Restate exactly the lines below, from the one containing "Output the text content of this document." through the final line, and leave out the pictures.

⁂

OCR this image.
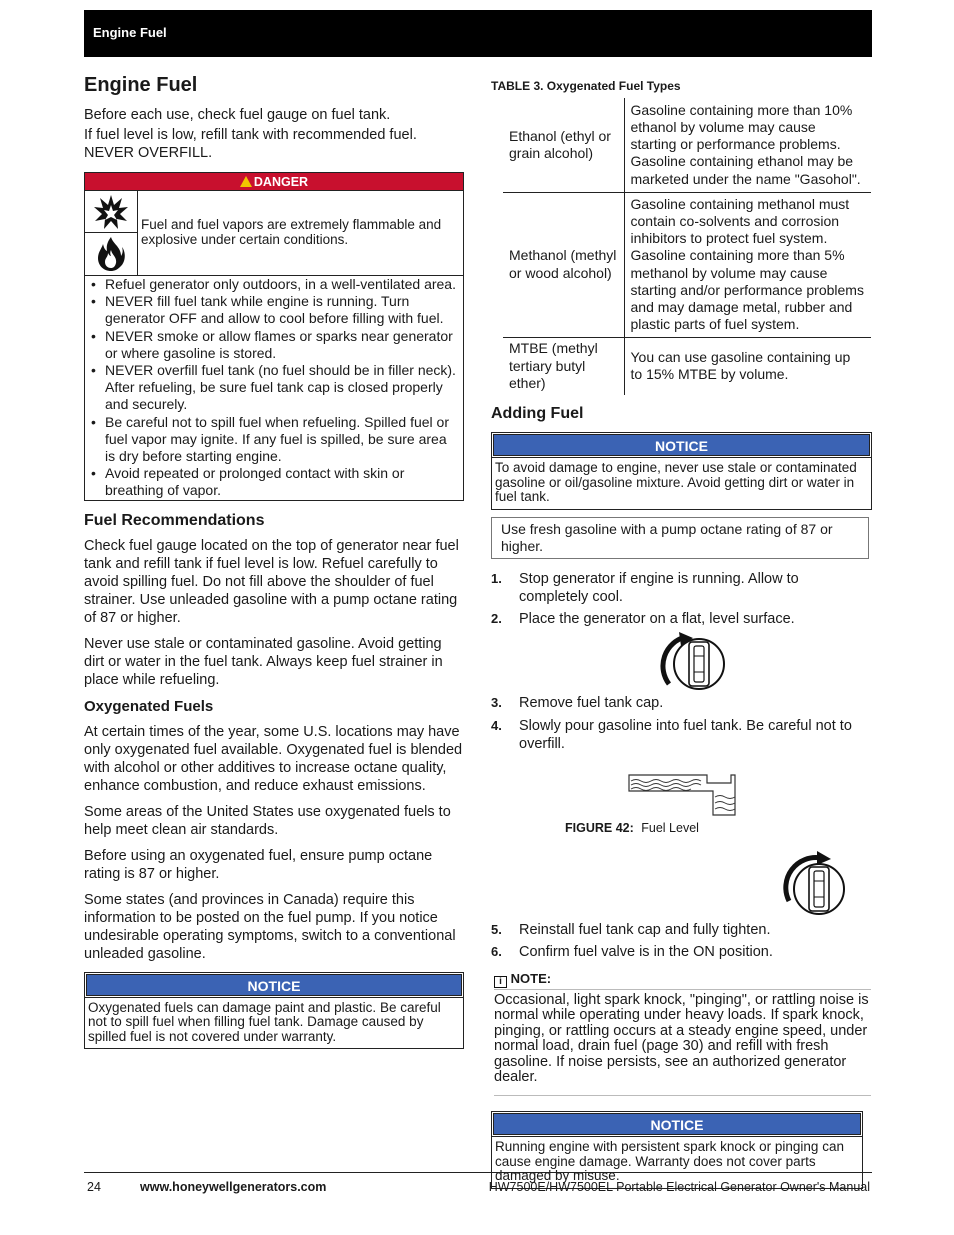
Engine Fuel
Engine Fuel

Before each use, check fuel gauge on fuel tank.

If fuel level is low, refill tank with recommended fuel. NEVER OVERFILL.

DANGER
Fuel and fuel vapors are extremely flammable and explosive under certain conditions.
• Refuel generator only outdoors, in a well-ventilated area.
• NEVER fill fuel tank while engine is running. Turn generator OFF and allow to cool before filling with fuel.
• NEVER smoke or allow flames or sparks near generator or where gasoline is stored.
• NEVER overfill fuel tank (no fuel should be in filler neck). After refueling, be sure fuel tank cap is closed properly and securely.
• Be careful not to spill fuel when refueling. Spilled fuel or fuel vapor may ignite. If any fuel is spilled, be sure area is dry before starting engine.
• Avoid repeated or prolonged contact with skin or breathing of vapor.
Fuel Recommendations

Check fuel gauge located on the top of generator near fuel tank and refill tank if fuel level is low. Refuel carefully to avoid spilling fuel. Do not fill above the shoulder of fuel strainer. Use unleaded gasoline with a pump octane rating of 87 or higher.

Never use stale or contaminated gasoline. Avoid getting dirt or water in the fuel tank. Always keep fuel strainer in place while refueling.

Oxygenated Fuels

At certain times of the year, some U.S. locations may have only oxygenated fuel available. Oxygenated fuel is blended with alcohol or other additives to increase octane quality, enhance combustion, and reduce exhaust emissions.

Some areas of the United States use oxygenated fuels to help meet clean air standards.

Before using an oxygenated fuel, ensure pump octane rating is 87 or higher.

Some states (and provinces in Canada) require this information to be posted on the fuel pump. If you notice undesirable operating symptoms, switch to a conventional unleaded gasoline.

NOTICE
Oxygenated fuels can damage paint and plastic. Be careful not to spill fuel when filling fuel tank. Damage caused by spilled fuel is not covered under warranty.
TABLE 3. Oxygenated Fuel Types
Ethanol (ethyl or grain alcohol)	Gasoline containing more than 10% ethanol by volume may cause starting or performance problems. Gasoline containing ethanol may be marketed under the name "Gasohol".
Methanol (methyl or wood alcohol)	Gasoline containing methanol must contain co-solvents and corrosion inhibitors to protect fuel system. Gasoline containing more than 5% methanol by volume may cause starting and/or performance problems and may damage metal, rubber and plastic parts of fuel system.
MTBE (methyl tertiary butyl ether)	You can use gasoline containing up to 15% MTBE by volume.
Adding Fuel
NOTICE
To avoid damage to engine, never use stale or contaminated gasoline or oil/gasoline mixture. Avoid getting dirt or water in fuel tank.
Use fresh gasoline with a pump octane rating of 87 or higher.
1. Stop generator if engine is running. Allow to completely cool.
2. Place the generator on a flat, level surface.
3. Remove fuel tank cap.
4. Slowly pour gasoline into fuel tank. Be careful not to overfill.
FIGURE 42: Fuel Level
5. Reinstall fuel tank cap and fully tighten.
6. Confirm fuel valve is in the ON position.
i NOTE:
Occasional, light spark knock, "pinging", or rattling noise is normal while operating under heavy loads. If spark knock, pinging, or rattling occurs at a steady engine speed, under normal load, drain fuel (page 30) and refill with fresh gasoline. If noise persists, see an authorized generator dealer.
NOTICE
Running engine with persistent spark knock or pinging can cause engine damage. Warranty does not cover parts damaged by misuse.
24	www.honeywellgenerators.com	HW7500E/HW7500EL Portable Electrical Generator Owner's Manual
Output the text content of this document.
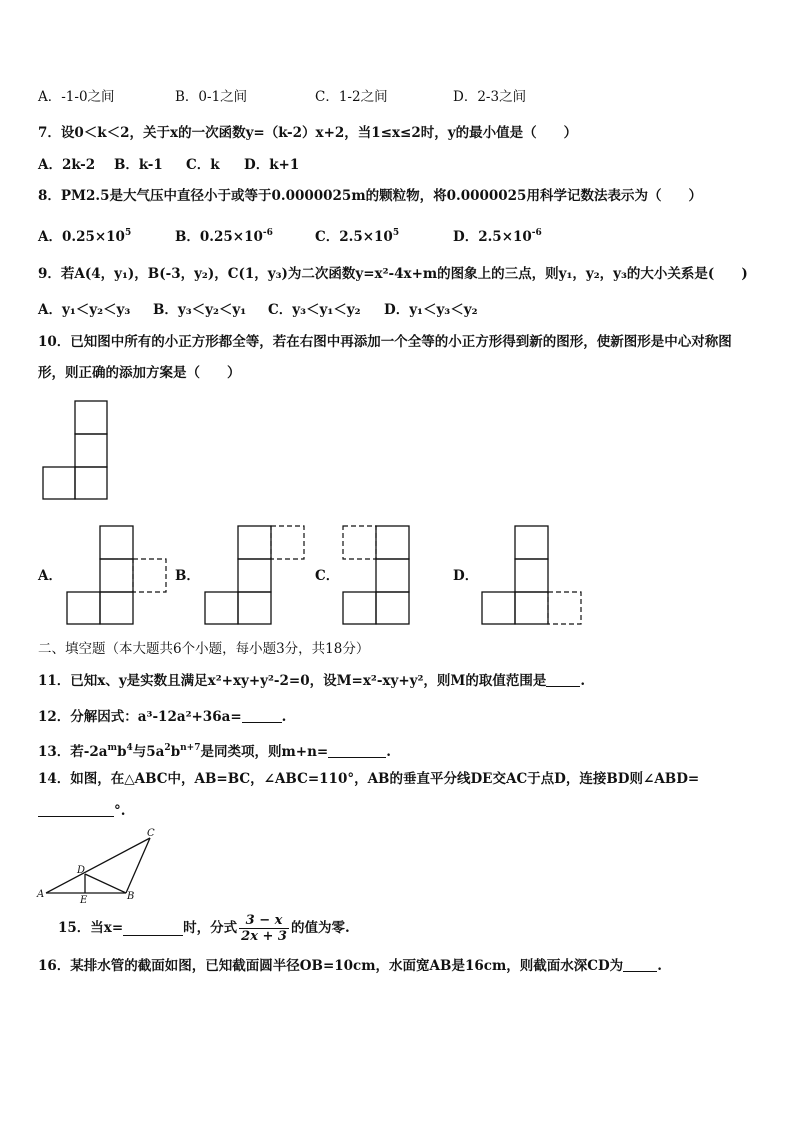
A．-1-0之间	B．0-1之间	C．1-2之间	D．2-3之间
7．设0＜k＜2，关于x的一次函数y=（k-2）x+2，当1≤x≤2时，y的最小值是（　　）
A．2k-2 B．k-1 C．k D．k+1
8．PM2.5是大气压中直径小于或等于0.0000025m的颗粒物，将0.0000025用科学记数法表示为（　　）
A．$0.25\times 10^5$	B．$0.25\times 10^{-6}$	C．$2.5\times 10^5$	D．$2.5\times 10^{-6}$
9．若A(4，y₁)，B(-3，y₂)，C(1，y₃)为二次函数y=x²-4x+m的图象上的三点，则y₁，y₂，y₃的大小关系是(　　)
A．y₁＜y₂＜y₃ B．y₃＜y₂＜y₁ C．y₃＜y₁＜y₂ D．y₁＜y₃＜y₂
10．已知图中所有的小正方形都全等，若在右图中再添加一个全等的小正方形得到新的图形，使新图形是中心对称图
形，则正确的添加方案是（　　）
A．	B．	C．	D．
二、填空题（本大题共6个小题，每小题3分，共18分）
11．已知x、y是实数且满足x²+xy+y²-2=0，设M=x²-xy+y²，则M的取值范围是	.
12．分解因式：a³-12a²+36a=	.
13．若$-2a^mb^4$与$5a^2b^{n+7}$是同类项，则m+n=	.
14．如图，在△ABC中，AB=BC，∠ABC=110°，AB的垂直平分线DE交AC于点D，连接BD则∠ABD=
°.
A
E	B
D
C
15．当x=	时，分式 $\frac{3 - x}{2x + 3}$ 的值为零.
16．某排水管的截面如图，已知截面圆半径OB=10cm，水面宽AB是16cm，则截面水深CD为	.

⁂

### Result of this exercise
Output the text content of this document.
A．-1-0之间	B．0-1之间	C．1-2之间	D．2-3之间
7．设0＜k＜2，关于x的一次函数y=（k-2）x+2，当1≤x≤2时，y的最小值是（　　）
A．2k-2 B．k-1 C．k D．k+1
8．PM2.5是大气压中直径小于或等于0.0000025m的颗粒物，将0.0000025用科学记数法表示为（　　）
A．$0.25\times 10^5$	B．$0.25\times 10^{-6}$	C．$2.5\times 10^5$	D．$2.5\times 10^{-6}$
9．若A(4，y₁)，B(-3，y₂)，C(1，y₃)为二次函数y=x²-4x+m的图象上的三点，则y₁，y₂，y₃的大小关系是(　　)
A．y₁＜y₂＜y₃ B．y₃＜y₂＜y₁ C．y₃＜y₁＜y₂ D．y₁＜y₃＜y₂
10．已知图中所有的小正方形都全等，若在右图中再添加一个全等的小正方形得到新的图形，使新图形是中心对称图
形，则正确的添加方案是（　　）
A．	B．	C．	D．
二、填空题（本大题共6个小题，每小题3分，共18分）
11．已知x、y是实数且满足x²+xy+y²-2=0，设M=x²-xy+y²，则M的取值范围是	.
12．分解因式：a³-12a²+36a=	.
13．若$-2a^mb^4$与$5a^2b^{n+7}$是同类项，则m+n=	.
14．如图，在△ABC中，AB=BC，∠ABC=110°，AB的垂直平分线DE交AC于点D，连接BD则∠ABD=
°.
A
E	B
D
C
15．当x=	时，分式 $\frac{3 - x}{2x + 3}$ 的值为零.
16．某排水管的截面如图，已知截面圆半径OB=10cm，水面宽AB是16cm，则截面水深CD为	.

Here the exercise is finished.